• Work required: Reproduce every entry that follows word for word, but omit the images.
## START Provided records
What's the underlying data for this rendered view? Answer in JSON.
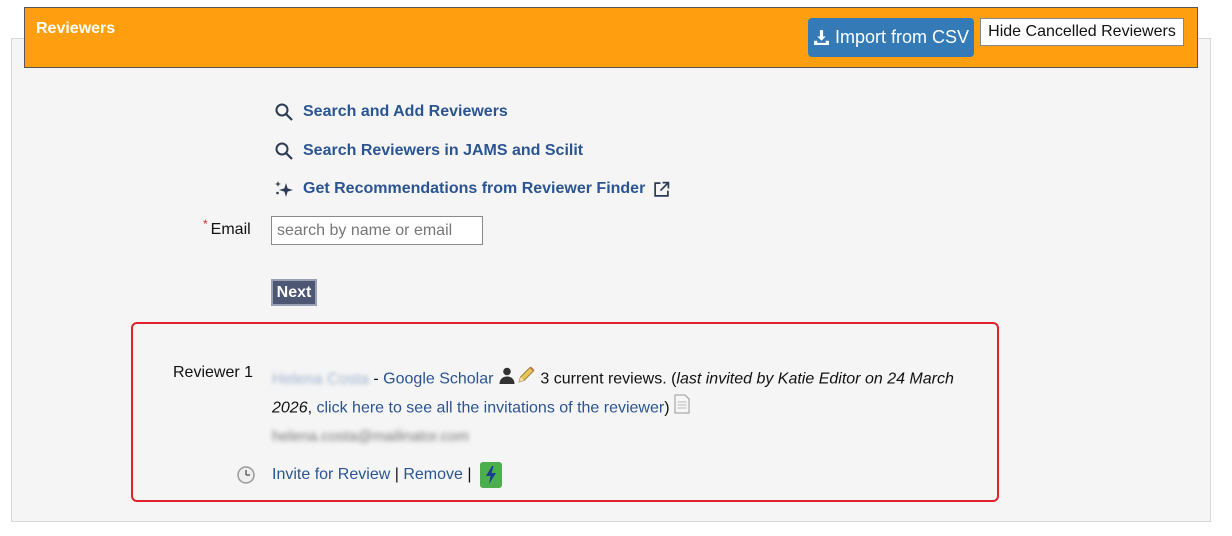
{
  "header": {
    "title": "Reviewers",
    "import_csv_label": "Import from CSV",
    "hide_cancelled_label": "Hide Cancelled Reviewers"
  },
  "links": [
    {
      "icon": "search-icon",
      "label": "Search and Add Reviewers"
    },
    {
      "icon": "search-icon",
      "label": "Search Reviewers in JAMS and Scilit"
    },
    {
      "icon": "sparkle-icon",
      "label": "Get Recommendations from Reviewer Finder"
    }
  ],
  "form": {
    "email_label": "Email",
    "required_mark": "*",
    "email_placeholder": "search by name or email",
    "email_value": "",
    "next_label": "Next"
  },
  "reviewer": {
    "label": "Reviewer 1",
    "name": "Helena Costa",
    "separator": " - ",
    "google_scholar": "Google Scholar",
    "reviews_text": " 3 current reviews. (",
    "last_invited": "last invited by Katie Editor on 24 March 2026",
    "comma": ", ",
    "invitations_link": "click here to see all the invitations of the reviewer",
    "close_paren": ")",
    "email": "helena.costa@mailinator.com",
    "invite_label": "Invite for Review",
    "pipe": " | ",
    "remove_label": "Remove",
    "pipe2": " | "
  },
  "colors": {
    "header_bg": "#ff9f0f",
    "primary_btn": "#337ab7",
    "link": "#2b5592",
    "highlight_border": "#e4202e",
    "bolt_btn": "#4cae4c"
  }
}
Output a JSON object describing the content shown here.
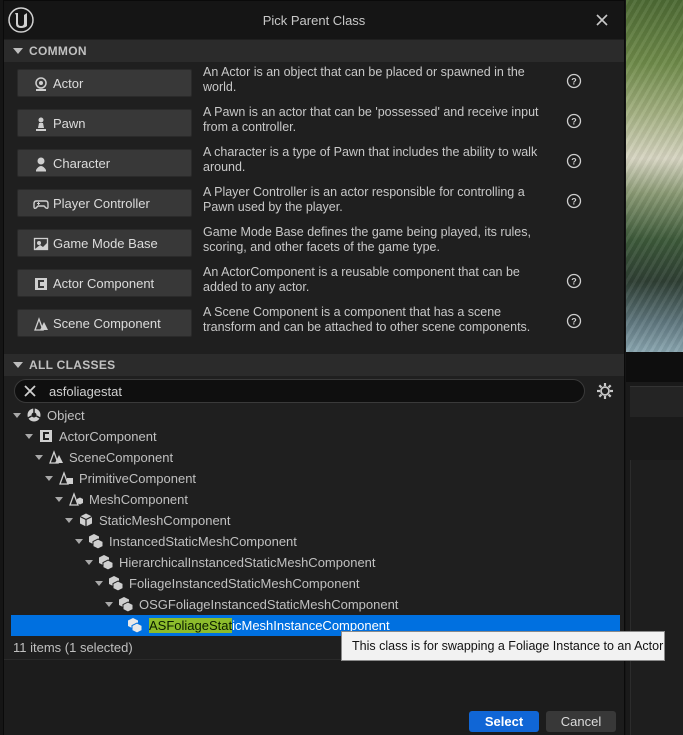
{
  "dialog": {
    "title": "Pick Parent Class"
  },
  "common": {
    "header": "COMMON",
    "rows": [
      {
        "label": "Actor",
        "icon": "actor-icon",
        "desc": "An Actor is an object that can be placed or spawned in the world."
      },
      {
        "label": "Pawn",
        "icon": "pawn-icon",
        "desc": "A Pawn is an actor that can be 'possessed' and receive input from a controller."
      },
      {
        "label": "Character",
        "icon": "character-icon",
        "desc": "A character is a type of Pawn that includes the ability to walk around."
      },
      {
        "label": "Player Controller",
        "icon": "gamepad-icon",
        "desc": "A Player Controller is an actor responsible for controlling a Pawn used by the player."
      },
      {
        "label": "Game Mode Base",
        "icon": "game-mode-icon",
        "desc": "Game Mode Base defines the game being played, its rules, scoring, and other facets of the game type."
      },
      {
        "label": "Actor Component",
        "icon": "actor-component-icon",
        "desc": "An ActorComponent is a reusable component that can be added to any actor."
      },
      {
        "label": "Scene Component",
        "icon": "scene-component-icon",
        "desc": "A Scene Component is a component that has a scene transform and can be attached to other scene components."
      }
    ]
  },
  "all_classes": {
    "header": "ALL CLASSES",
    "search_value": "asfoliagestat",
    "tree": [
      {
        "label": "Object",
        "icon": "object-icon"
      },
      {
        "label": "ActorComponent",
        "icon": "actor-component-icon"
      },
      {
        "label": "SceneComponent",
        "icon": "scene-component-icon"
      },
      {
        "label": "PrimitiveComponent",
        "icon": "primitive-component-icon"
      },
      {
        "label": "MeshComponent",
        "icon": "mesh-component-icon"
      },
      {
        "label": "StaticMeshComponent",
        "icon": "static-mesh-icon"
      },
      {
        "label": "InstancedStaticMeshComponent",
        "icon": "static-mesh-icon"
      },
      {
        "label": "HierarchicalInstancedStaticMeshComponent",
        "icon": "static-mesh-icon"
      },
      {
        "label": "FoliageInstancedStaticMeshComponent",
        "icon": "static-mesh-icon"
      },
      {
        "label": "OSGFoliageInstancedStaticMeshComponent",
        "icon": "static-mesh-icon"
      }
    ],
    "selected": {
      "match": "ASFoliageStat",
      "rest": "icMeshInstanceComponent",
      "icon": "static-mesh-icon"
    },
    "count": "11 items (1 selected)",
    "tooltip": "This class is for swapping a Foliage Instance to an Actor"
  },
  "buttons": {
    "select": "Select",
    "cancel": "Cancel"
  },
  "colors": {
    "accent": "#0070e0",
    "highlight": "#8cbc2c",
    "select_button": "#1066d6"
  }
}
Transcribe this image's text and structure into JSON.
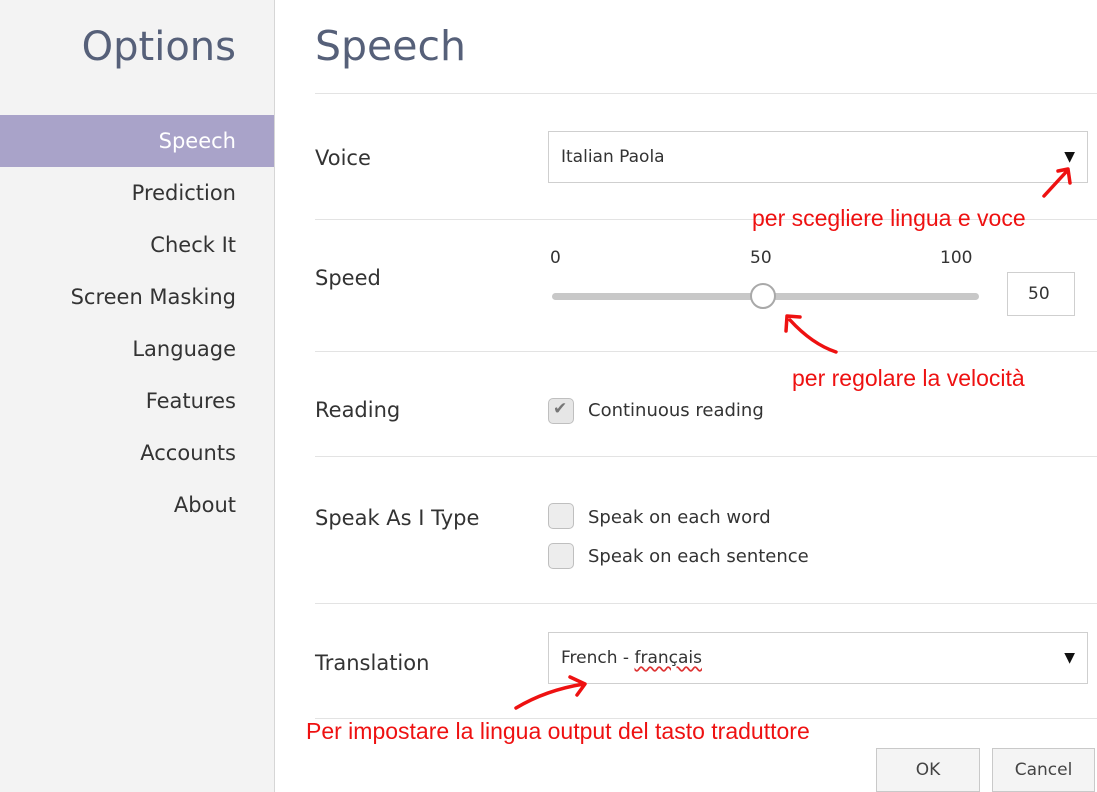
{
  "sidebar": {
    "title": "Options",
    "items": [
      {
        "label": "Speech",
        "active": true
      },
      {
        "label": "Prediction"
      },
      {
        "label": "Check It"
      },
      {
        "label": "Screen Masking"
      },
      {
        "label": "Language"
      },
      {
        "label": "Features"
      },
      {
        "label": "Accounts"
      },
      {
        "label": "About"
      }
    ]
  },
  "main": {
    "title": "Speech",
    "voice": {
      "label": "Voice",
      "value": "Italian Paola"
    },
    "speed": {
      "label": "Speed",
      "min_label": "0",
      "mid_label": "50",
      "max_label": "100",
      "value": "50",
      "level": 0.5
    },
    "reading": {
      "label": "Reading",
      "option": "Continuous reading",
      "checked": true
    },
    "speak_as_i_type": {
      "label": "Speak As I Type",
      "options": [
        {
          "label": "Speak on each word",
          "checked": false
        },
        {
          "label": "Speak on each sentence",
          "checked": false
        }
      ]
    },
    "translation": {
      "label": "Translation",
      "value_prefix": "French - ",
      "value_native": "français"
    },
    "buttons": {
      "ok": "OK",
      "cancel": "Cancel"
    }
  },
  "annotations": {
    "voice_note": "per scegliere lingua e voce",
    "speed_note": "per regolare la velocità",
    "translation_note": "Per impostare la lingua output del tasto traduttore"
  },
  "colors": {
    "accent": "#a9a3c9",
    "title": "#566079",
    "annotation": "#ee1111"
  }
}
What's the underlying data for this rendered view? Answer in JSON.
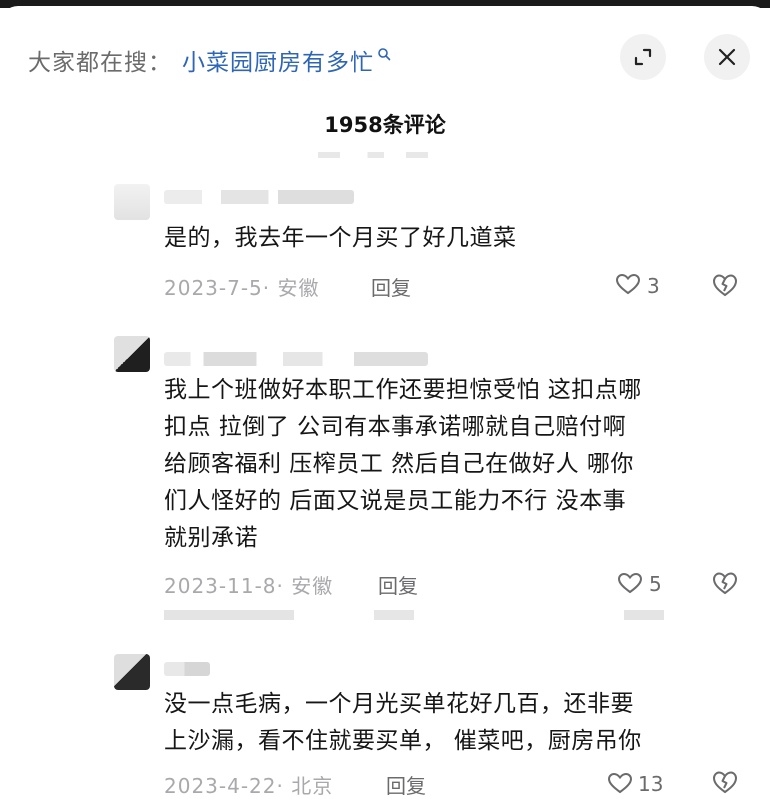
{
  "search": {
    "prefix": "大家都在搜：",
    "term": "小菜园厨房有多忙"
  },
  "header": {
    "title": "1958条评论"
  },
  "comments": [
    {
      "text": "是的，我去年一个月买了好几道菜",
      "date": "2023-7-5· 安徽",
      "reply": "回复",
      "likes": "3"
    },
    {
      "text_lines": [
        "我上个班做好本职工作还要担惊受怕 这扣点哪",
        "扣点 拉倒了 公司有本事承诺哪就自己赔付啊",
        "给顾客福利 压榨员工 然后自己在做好人 哪你",
        "们人怪好的 后面又说是员工能力不行 没本事",
        "就别承诺"
      ],
      "date": "2023-11-8· 安徽",
      "reply": "回复",
      "likes": "5"
    },
    {
      "text_lines": [
        "没一点毛病，一个月光买单花好几百，还非要",
        "上沙漏，看不住就要买单， 催菜吧，厨房吊你"
      ],
      "date": "2023-4-22· 北京",
      "reply": "回复",
      "likes": "13"
    }
  ],
  "colors": {
    "search_term": "#2e66b5",
    "muted": "#a9a9ad",
    "text": "#161616"
  }
}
## END Provided records
• The output:
What's the underlying data for this rendered view? Answer in JSON.
{
  "header": {
    "title": "Reviewers",
    "import_csv_label": "Import from CSV",
    "hide_cancelled_label": "Hide Cancelled Reviewers"
  },
  "links": [
    {
      "icon": "search-icon",
      "label": "Search and Add Reviewers"
    },
    {
      "icon": "search-icon",
      "label": "Search Reviewers in JAMS and Scilit"
    },
    {
      "icon": "sparkle-icon",
      "label": "Get Recommendations from Reviewer Finder"
    }
  ],
  "form": {
    "email_label": "Email",
    "required_mark": "*",
    "email_placeholder": "search by name or email",
    "email_value": "",
    "next_label": "Next"
  },
  "reviewer": {
    "label": "Reviewer 1",
    "name": "Helena Costa",
    "separator": " - ",
    "google_scholar": "Google Scholar",
    "reviews_text": " 3 current reviews. (",
    "last_invited": "last invited by Katie Editor on 24 March 2026",
    "comma": ", ",
    "invitations_link": "click here to see all the invitations of the reviewer",
    "close_paren": ")",
    "email": "helena.costa@mailinator.com",
    "invite_label": "Invite for Review",
    "pipe": " | ",
    "remove_label": "Remove",
    "pipe2": " | "
  },
  "colors": {
    "header_bg": "#ff9f0f",
    "primary_btn": "#337ab7",
    "link": "#2b5592",
    "highlight_border": "#e4202e",
    "bolt_btn": "#4cae4c"
  }
}
Output a JSON object describing the content shown here.
{
  "dialog": {
    "title": "Pick Parent Class"
  },
  "common": {
    "header": "COMMON",
    "rows": [
      {
        "label": "Actor",
        "icon": "actor-icon",
        "desc": "An Actor is an object that can be placed or spawned in the world."
      },
      {
        "label": "Pawn",
        "icon": "pawn-icon",
        "desc": "A Pawn is an actor that can be 'possessed' and receive input from a controller."
      },
      {
        "label": "Character",
        "icon": "character-icon",
        "desc": "A character is a type of Pawn that includes the ability to walk around."
      },
      {
        "label": "Player Controller",
        "icon": "gamepad-icon",
        "desc": "A Player Controller is an actor responsible for controlling a Pawn used by the player."
      },
      {
        "label": "Game Mode Base",
        "icon": "game-mode-icon",
        "desc": "Game Mode Base defines the game being played, its rules, scoring, and other facets of the game type."
      },
      {
        "label": "Actor Component",
        "icon": "actor-component-icon",
        "desc": "An ActorComponent is a reusable component that can be added to any actor."
      },
      {
        "label": "Scene Component",
        "icon": "scene-component-icon",
        "desc": "A Scene Component is a component that has a scene transform and can be attached to other scene components."
      }
    ]
  },
  "all_classes": {
    "header": "ALL CLASSES",
    "search_value": "asfoliagestat",
    "tree": [
      {
        "label": "Object",
        "icon": "object-icon"
      },
      {
        "label": "ActorComponent",
        "icon": "actor-component-icon"
      },
      {
        "label": "SceneComponent",
        "icon": "scene-component-icon"
      },
      {
        "label": "PrimitiveComponent",
        "icon": "primitive-component-icon"
      },
      {
        "label": "MeshComponent",
        "icon": "mesh-component-icon"
      },
      {
        "label": "StaticMeshComponent",
        "icon": "static-mesh-icon"
      },
      {
        "label": "InstancedStaticMeshComponent",
        "icon": "static-mesh-icon"
      },
      {
        "label": "HierarchicalInstancedStaticMeshComponent",
        "icon": "static-mesh-icon"
      },
      {
        "label": "FoliageInstancedStaticMeshComponent",
        "icon": "static-mesh-icon"
      },
      {
        "label": "OSGFoliageInstancedStaticMeshComponent",
        "icon": "static-mesh-icon"
      }
    ],
    "selected": {
      "match": "ASFoliageStat",
      "rest": "icMeshInstanceComponent",
      "icon": "static-mesh-icon"
    },
    "count": "11 items (1 selected)",
    "tooltip": "This class is for swapping a Foliage Instance to an Actor"
  },
  "buttons": {
    "select": "Select",
    "cancel": "Cancel"
  },
  "colors": {
    "accent": "#0070e0",
    "highlight": "#8cbc2c",
    "select_button": "#1066d6"
  }
}
Transcribe this image's text and structure into JSON.
{
  "sidebar": {
    "title": "Options",
    "items": [
      {
        "label": "Speech",
        "active": true
      },
      {
        "label": "Prediction"
      },
      {
        "label": "Check It"
      },
      {
        "label": "Screen Masking"
      },
      {
        "label": "Language"
      },
      {
        "label": "Features"
      },
      {
        "label": "Accounts"
      },
      {
        "label": "About"
      }
    ]
  },
  "main": {
    "title": "Speech",
    "voice": {
      "label": "Voice",
      "value": "Italian Paola"
    },
    "speed": {
      "label": "Speed",
      "min_label": "0",
      "mid_label": "50",
      "max_label": "100",
      "value": "50",
      "level": 0.5
    },
    "reading": {
      "label": "Reading",
      "option": "Continuous reading",
      "checked": true
    },
    "speak_as_i_type": {
      "label": "Speak As I Type",
      "options": [
        {
          "label": "Speak on each word",
          "checked": false
        },
        {
          "label": "Speak on each sentence",
          "checked": false
        }
      ]
    },
    "translation": {
      "label": "Translation",
      "value_prefix": "French - ",
      "value_native": "français"
    },
    "buttons": {
      "ok": "OK",
      "cancel": "Cancel"
    }
  },
  "annotations": {
    "voice_note": "per scegliere lingua e voce",
    "speed_note": "per regolare la velocità",
    "translation_note": "Per impostare la lingua output del tasto traduttore"
  },
  "colors": {
    "accent": "#a9a3c9",
    "title": "#566079",
    "annotation": "#ee1111"
  }
}
What's the underlying data for this rendered view? Answer in JSON.
{
  "search": {
    "prefix": "大家都在搜：",
    "term": "小菜园厨房有多忙"
  },
  "header": {
    "title": "1958条评论"
  },
  "comments": [
    {
      "text": "是的，我去年一个月买了好几道菜",
      "date": "2023-7-5· 安徽",
      "reply": "回复",
      "likes": "3"
    },
    {
      "text_lines": [
        "我上个班做好本职工作还要担惊受怕 这扣点哪",
        "扣点 拉倒了 公司有本事承诺哪就自己赔付啊",
        "给顾客福利 压榨员工 然后自己在做好人 哪你",
        "们人怪好的 后面又说是员工能力不行 没本事",
        "就别承诺"
      ],
      "date": "2023-11-8· 安徽",
      "reply": "回复",
      "likes": "5"
    },
    {
      "text_lines": [
        "没一点毛病，一个月光买单花好几百，还非要",
        "上沙漏，看不住就要买单， 催菜吧，厨房吊你"
      ],
      "date": "2023-4-22· 北京",
      "reply": "回复",
      "likes": "13"
    }
  ],
  "colors": {
    "search_term": "#2e66b5",
    "muted": "#a9a9ad",
    "text": "#161616"
  }
}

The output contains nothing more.